GIVEN EXERCISE: In your copy, repeat the records exactly and leave out the pictures.
=== GIVEN DATA ===
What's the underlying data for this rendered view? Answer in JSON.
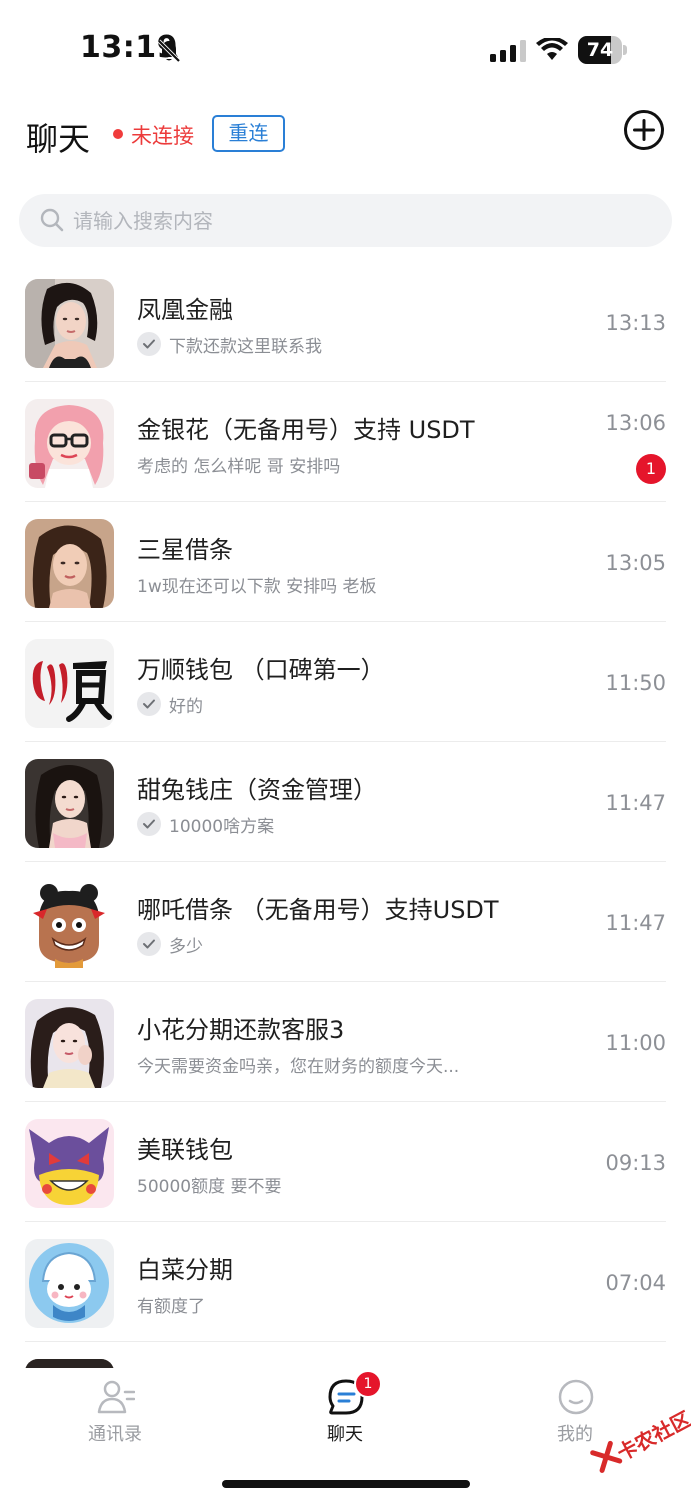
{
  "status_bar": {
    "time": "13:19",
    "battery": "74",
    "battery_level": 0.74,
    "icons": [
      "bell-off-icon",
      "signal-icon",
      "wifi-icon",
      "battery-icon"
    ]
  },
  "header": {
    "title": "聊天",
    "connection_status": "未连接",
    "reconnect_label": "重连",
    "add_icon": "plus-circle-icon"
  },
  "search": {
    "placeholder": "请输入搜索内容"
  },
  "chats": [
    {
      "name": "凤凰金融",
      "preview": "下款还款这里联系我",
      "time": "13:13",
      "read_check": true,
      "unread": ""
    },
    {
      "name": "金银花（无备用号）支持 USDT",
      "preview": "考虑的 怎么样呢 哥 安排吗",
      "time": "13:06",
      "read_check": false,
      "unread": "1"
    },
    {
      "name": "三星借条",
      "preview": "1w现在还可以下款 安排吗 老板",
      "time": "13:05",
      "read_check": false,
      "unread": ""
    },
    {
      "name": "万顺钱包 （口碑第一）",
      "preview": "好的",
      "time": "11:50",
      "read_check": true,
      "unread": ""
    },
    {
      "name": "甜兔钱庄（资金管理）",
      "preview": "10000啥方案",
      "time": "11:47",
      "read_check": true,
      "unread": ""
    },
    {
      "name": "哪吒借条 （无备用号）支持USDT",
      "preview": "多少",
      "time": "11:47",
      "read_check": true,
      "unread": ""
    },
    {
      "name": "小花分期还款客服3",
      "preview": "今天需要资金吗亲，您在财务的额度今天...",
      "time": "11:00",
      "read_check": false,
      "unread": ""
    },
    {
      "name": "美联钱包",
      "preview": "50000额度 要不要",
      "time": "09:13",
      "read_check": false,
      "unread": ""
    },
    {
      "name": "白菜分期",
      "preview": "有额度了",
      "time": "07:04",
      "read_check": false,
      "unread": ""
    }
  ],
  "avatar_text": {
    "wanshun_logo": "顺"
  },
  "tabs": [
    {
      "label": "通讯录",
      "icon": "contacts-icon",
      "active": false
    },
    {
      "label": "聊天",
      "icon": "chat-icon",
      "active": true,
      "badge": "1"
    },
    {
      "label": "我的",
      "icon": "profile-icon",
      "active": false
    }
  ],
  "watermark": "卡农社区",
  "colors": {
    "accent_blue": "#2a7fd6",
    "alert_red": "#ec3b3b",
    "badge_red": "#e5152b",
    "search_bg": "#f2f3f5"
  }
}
===
FULL SOLUTION:
What's the underlying data for this rendered view? Answer in JSON.
{
  "status_bar": {
    "time": "13:19",
    "battery": "74",
    "battery_level": 0.74,
    "icons": [
      "bell-off-icon",
      "signal-icon",
      "wifi-icon",
      "battery-icon"
    ]
  },
  "header": {
    "title": "聊天",
    "connection_status": "未连接",
    "reconnect_label": "重连",
    "add_icon": "plus-circle-icon"
  },
  "search": {
    "placeholder": "请输入搜索内容"
  },
  "chats": [
    {
      "name": "凤凰金融",
      "preview": "下款还款这里联系我",
      "time": "13:13",
      "read_check": true,
      "unread": ""
    },
    {
      "name": "金银花（无备用号）支持 USDT",
      "preview": "考虑的 怎么样呢 哥 安排吗",
      "time": "13:06",
      "read_check": false,
      "unread": "1"
    },
    {
      "name": "三星借条",
      "preview": "1w现在还可以下款 安排吗 老板",
      "time": "13:05",
      "read_check": false,
      "unread": ""
    },
    {
      "name": "万顺钱包 （口碑第一）",
      "preview": "好的",
      "time": "11:50",
      "read_check": true,
      "unread": ""
    },
    {
      "name": "甜兔钱庄（资金管理）",
      "preview": "10000啥方案",
      "time": "11:47",
      "read_check": true,
      "unread": ""
    },
    {
      "name": "哪吒借条 （无备用号）支持USDT",
      "preview": "多少",
      "time": "11:47",
      "read_check": true,
      "unread": ""
    },
    {
      "name": "小花分期还款客服3",
      "preview": "今天需要资金吗亲，您在财务的额度今天...",
      "time": "11:00",
      "read_check": false,
      "unread": ""
    },
    {
      "name": "美联钱包",
      "preview": "50000额度 要不要",
      "time": "09:13",
      "read_check": false,
      "unread": ""
    },
    {
      "name": "白菜分期",
      "preview": "有额度了",
      "time": "07:04",
      "read_check": false,
      "unread": ""
    }
  ],
  "avatar_text": {
    "wanshun_logo": "顺"
  },
  "tabs": [
    {
      "label": "通讯录",
      "icon": "contacts-icon",
      "active": false
    },
    {
      "label": "聊天",
      "icon": "chat-icon",
      "active": true,
      "badge": "1"
    },
    {
      "label": "我的",
      "icon": "profile-icon",
      "active": false
    }
  ],
  "watermark": "卡农社区",
  "colors": {
    "accent_blue": "#2a7fd6",
    "alert_red": "#ec3b3b",
    "badge_red": "#e5152b",
    "search_bg": "#f2f3f5"
  }
}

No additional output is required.